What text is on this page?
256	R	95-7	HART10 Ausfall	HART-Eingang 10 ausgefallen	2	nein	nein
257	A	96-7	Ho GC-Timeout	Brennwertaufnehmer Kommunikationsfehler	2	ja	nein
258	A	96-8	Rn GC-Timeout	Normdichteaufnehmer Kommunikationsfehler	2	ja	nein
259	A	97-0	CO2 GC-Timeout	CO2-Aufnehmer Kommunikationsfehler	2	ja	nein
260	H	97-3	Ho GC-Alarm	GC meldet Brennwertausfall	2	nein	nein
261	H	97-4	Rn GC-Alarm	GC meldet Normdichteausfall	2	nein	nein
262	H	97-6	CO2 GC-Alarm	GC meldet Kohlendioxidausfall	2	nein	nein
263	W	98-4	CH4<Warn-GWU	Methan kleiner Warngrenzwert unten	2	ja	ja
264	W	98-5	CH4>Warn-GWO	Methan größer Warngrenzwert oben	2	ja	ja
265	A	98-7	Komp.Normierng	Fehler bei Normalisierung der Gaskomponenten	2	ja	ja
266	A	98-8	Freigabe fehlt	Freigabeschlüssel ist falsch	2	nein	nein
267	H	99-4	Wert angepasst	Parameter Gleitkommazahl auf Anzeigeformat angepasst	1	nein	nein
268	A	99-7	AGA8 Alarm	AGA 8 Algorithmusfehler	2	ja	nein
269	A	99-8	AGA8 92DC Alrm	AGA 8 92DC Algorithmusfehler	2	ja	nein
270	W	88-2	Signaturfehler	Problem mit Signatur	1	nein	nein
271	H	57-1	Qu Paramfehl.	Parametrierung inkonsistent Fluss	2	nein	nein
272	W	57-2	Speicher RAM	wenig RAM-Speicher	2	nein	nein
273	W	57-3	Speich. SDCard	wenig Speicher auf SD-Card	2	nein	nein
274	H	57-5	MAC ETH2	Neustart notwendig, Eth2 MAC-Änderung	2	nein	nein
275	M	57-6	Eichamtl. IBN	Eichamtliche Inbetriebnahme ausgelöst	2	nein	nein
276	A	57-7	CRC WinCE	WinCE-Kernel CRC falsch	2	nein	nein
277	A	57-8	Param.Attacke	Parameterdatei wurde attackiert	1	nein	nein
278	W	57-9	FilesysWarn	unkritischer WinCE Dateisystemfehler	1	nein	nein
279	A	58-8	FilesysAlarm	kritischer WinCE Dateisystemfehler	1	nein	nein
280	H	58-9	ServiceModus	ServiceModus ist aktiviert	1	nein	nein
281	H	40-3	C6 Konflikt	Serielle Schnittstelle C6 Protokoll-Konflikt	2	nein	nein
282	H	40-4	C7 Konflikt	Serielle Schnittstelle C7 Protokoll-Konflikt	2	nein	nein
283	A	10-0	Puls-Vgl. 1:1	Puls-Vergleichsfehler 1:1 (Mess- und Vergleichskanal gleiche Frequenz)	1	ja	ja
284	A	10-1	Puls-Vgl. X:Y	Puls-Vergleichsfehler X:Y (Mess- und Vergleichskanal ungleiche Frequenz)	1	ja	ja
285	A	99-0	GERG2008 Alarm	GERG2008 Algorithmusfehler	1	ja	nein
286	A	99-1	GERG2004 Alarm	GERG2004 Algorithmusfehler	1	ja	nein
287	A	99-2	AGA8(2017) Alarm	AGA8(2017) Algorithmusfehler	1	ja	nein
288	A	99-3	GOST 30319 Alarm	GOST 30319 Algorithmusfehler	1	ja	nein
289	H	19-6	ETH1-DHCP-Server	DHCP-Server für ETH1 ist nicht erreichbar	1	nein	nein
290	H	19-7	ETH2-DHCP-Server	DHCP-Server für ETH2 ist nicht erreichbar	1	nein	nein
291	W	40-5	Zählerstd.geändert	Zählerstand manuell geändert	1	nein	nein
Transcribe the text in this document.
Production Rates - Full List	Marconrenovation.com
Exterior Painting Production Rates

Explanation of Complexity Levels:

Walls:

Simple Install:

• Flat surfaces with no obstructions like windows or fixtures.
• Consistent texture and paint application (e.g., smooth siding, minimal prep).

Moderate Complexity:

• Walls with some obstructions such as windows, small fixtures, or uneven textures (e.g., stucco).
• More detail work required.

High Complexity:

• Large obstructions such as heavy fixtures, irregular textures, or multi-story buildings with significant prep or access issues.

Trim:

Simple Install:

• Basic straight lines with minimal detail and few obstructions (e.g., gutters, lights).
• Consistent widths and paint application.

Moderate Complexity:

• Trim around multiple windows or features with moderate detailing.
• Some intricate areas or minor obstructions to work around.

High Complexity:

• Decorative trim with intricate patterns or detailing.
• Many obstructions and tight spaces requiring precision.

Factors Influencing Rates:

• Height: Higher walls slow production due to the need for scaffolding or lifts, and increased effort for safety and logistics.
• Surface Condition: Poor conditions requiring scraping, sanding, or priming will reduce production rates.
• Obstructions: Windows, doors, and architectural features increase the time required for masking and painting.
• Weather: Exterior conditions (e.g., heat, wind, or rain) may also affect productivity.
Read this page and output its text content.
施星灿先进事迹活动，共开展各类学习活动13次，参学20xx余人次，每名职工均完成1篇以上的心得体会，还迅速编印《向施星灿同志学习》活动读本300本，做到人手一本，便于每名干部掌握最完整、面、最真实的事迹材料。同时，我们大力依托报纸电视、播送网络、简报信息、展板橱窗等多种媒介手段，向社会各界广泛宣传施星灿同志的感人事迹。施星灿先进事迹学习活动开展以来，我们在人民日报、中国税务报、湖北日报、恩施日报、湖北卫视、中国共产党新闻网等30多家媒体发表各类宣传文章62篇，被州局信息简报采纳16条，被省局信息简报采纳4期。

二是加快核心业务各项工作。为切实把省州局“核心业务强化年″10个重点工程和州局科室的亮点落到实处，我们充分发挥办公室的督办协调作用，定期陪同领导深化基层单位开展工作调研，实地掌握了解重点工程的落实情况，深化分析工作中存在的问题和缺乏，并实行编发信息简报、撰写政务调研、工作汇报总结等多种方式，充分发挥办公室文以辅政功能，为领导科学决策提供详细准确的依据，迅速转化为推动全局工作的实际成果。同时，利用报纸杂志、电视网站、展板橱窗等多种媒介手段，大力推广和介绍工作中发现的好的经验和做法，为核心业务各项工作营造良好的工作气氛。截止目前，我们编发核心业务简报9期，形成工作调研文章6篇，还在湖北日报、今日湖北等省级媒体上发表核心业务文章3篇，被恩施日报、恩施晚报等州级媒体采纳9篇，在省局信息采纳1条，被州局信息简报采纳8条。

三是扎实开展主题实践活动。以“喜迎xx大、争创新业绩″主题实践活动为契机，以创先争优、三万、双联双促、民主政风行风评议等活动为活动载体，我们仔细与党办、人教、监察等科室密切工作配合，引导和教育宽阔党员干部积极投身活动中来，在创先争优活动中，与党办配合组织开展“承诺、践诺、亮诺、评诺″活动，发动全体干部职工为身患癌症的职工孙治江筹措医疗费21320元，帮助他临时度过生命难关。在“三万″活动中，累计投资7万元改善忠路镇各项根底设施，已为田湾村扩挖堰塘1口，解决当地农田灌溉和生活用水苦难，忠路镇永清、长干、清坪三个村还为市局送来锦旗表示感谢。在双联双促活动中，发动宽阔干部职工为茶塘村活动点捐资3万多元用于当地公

EXERCISE DESCRIPTION: Print the material once more, exactly.

SOLVED EXERCISE:
What text is on this page?
256	R	95-7	HART10 Ausfall	HART-Eingang 10 ausgefallen	2	nein	nein
257	A	96-7	Ho GC-Timeout	Brennwertaufnehmer Kommunikationsfehler	2	ja	nein
258	A	96-8	Rn GC-Timeout	Normdichteaufnehmer Kommunikationsfehler	2	ja	nein
259	A	97-0	CO2 GC-Timeout	CO2-Aufnehmer Kommunikationsfehler	2	ja	nein
260	H	97-3	Ho GC-Alarm	GC meldet Brennwertausfall	2	nein	nein
261	H	97-4	Rn GC-Alarm	GC meldet Normdichteausfall	2	nein	nein
262	H	97-6	CO2 GC-Alarm	GC meldet Kohlendioxidausfall	2	nein	nein
263	W	98-4	CH4<Warn-GWU	Methan kleiner Warngrenzwert unten	2	ja	ja
264	W	98-5	CH4>Warn-GWO	Methan größer Warngrenzwert oben	2	ja	ja
265	A	98-7	Komp.Normierng	Fehler bei Normalisierung der Gaskomponenten	2	ja	ja
266	A	98-8	Freigabe fehlt	Freigabeschlüssel ist falsch	2	nein	nein
267	H	99-4	Wert angepasst	Parameter Gleitkommazahl auf Anzeigeformat angepasst	1	nein	nein
268	A	99-7	AGA8 Alarm	AGA 8 Algorithmusfehler	2	ja	nein
269	A	99-8	AGA8 92DC Alrm	AGA 8 92DC Algorithmusfehler	2	ja	nein
270	W	88-2	Signaturfehler	Problem mit Signatur	1	nein	nein
271	H	57-1	Qu Paramfehl.	Parametrierung inkonsistent Fluss	2	nein	nein
272	W	57-2	Speicher RAM	wenig RAM-Speicher	2	nein	nein
273	W	57-3	Speich. SDCard	wenig Speicher auf SD-Card	2	nein	nein
274	H	57-5	MAC ETH2	Neustart notwendig, Eth2 MAC-Änderung	2	nein	nein
275	M	57-6	Eichamtl. IBN	Eichamtliche Inbetriebnahme ausgelöst	2	nein	nein
276	A	57-7	CRC WinCE	WinCE-Kernel CRC falsch	2	nein	nein
277	A	57-8	Param.Attacke	Parameterdatei wurde attackiert	1	nein	nein
278	W	57-9	FilesysWarn	unkritischer WinCE Dateisystemfehler	1	nein	nein
279	A	58-8	FilesysAlarm	kritischer WinCE Dateisystemfehler	1	nein	nein
280	H	58-9	ServiceModus	ServiceModus ist aktiviert	1	nein	nein
281	H	40-3	C6 Konflikt	Serielle Schnittstelle C6 Protokoll-Konflikt	2	nein	nein
282	H	40-4	C7 Konflikt	Serielle Schnittstelle C7 Protokoll-Konflikt	2	nein	nein
283	A	10-0	Puls-Vgl. 1:1	Puls-Vergleichsfehler 1:1 (Mess- und Vergleichskanal gleiche Frequenz)	1	ja	ja
284	A	10-1	Puls-Vgl. X:Y	Puls-Vergleichsfehler X:Y (Mess- und Vergleichskanal ungleiche Frequenz)	1	ja	ja
285	A	99-0	GERG2008 Alarm	GERG2008 Algorithmusfehler	1	ja	nein
286	A	99-1	GERG2004 Alarm	GERG2004 Algorithmusfehler	1	ja	nein
287	A	99-2	AGA8(2017) Alarm	AGA8(2017) Algorithmusfehler	1	ja	nein
288	A	99-3	GOST 30319 Alarm	GOST 30319 Algorithmusfehler	1	ja	nein
289	H	19-6	ETH1-DHCP-Server	DHCP-Server für ETH1 ist nicht erreichbar	1	nein	nein
290	H	19-7	ETH2-DHCP-Server	DHCP-Server für ETH2 ist nicht erreichbar	1	nein	nein
291	W	40-5	Zählerstd.geändert	Zählerstand manuell geändert	1	nein	nein
Transcribe the text in this document.
Production Rates - Full List	Marconrenovation.com
Exterior Painting Production Rates

Explanation of Complexity Levels:

Walls:

Simple Install:

• Flat surfaces with no obstructions like windows or fixtures.
• Consistent texture and paint application (e.g., smooth siding, minimal prep).

Moderate Complexity:

• Walls with some obstructions such as windows, small fixtures, or uneven textures (e.g., stucco).
• More detail work required.

High Complexity:

• Large obstructions such as heavy fixtures, irregular textures, or multi-story buildings with significant prep or access issues.

Trim:

Simple Install:

• Basic straight lines with minimal detail and few obstructions (e.g., gutters, lights).
• Consistent widths and paint application.

Moderate Complexity:

• Trim around multiple windows or features with moderate detailing.
• Some intricate areas or minor obstructions to work around.

High Complexity:

• Decorative trim with intricate patterns or detailing.
• Many obstructions and tight spaces requiring precision.

Factors Influencing Rates:

• Height: Higher walls slow production due to the need for scaffolding or lifts, and increased effort for safety and logistics.
• Surface Condition: Poor conditions requiring scraping, sanding, or priming will reduce production rates.
• Obstructions: Windows, doors, and architectural features increase the time required for masking and painting.
• Weather: Exterior conditions (e.g., heat, wind, or rain) may also affect productivity.
Read this page and output its text content.
施星灿先进事迹活动，共开展各类学习活动13次，参学20xx余人次，每名职工均完成1篇以上的心得体会，还迅速编印《向施星灿同志学习》活动读本300本，做到人手一本，便于每名干部掌握最完整、面、最真实的事迹材料。同时，我们大力依托报纸电视、播送网络、简报信息、展板橱窗等多种媒介手段，向社会各界广泛宣传施星灿同志的感人事迹。施星灿先进事迹学习活动开展以来，我们在人民日报、中国税务报、湖北日报、恩施日报、湖北卫视、中国共产党新闻网等30多家媒体发表各类宣传文章62篇，被州局信息简报采纳16条，被省局信息简报采纳4期。

二是加快核心业务各项工作。为切实把省州局“核心业务强化年″10个重点工程和州局科室的亮点落到实处，我们充分发挥办公室的督办协调作用，定期陪同领导深化基层单位开展工作调研，实地掌握了解重点工程的落实情况，深化分析工作中存在的问题和缺乏，并实行编发信息简报、撰写政务调研、工作汇报总结等多种方式，充分发挥办公室文以辅政功能，为领导科学决策提供详细准确的依据，迅速转化为推动全局工作的实际成果。同时，利用报纸杂志、电视网站、展板橱窗等多种媒介手段，大力推广和介绍工作中发现的好的经验和做法，为核心业务各项工作营造良好的工作气氛。截止目前，我们编发核心业务简报9期，形成工作调研文章6篇，还在湖北日报、今日湖北等省级媒体上发表核心业务文章3篇，被恩施日报、恩施晚报等州级媒体采纳9篇，在省局信息采纳1条，被州局信息简报采纳8条。

三是扎实开展主题实践活动。以“喜迎xx大、争创新业绩″主题实践活动为契机，以创先争优、三万、双联双促、民主政风行风评议等活动为活动载体，我们仔细与党办、人教、监察等科室密切工作配合，引导和教育宽阔党员干部积极投身活动中来，在创先争优活动中，与党办配合组织开展“承诺、践诺、亮诺、评诺″活动，发动全体干部职工为身患癌症的职工孙治江筹措医疗费21320元，帮助他临时度过生命难关。在“三万″活动中，累计投资7万元改善忠路镇各项根底设施，已为田湾村扩挖堰塘1口，解决当地农田灌溉和生活用水苦难，忠路镇永清、长干、清坪三个村还为市局送来锦旗表示感谢。在双联双促活动中，发动宽阔干部职工为茶塘村活动点捐资3万多元用于当地公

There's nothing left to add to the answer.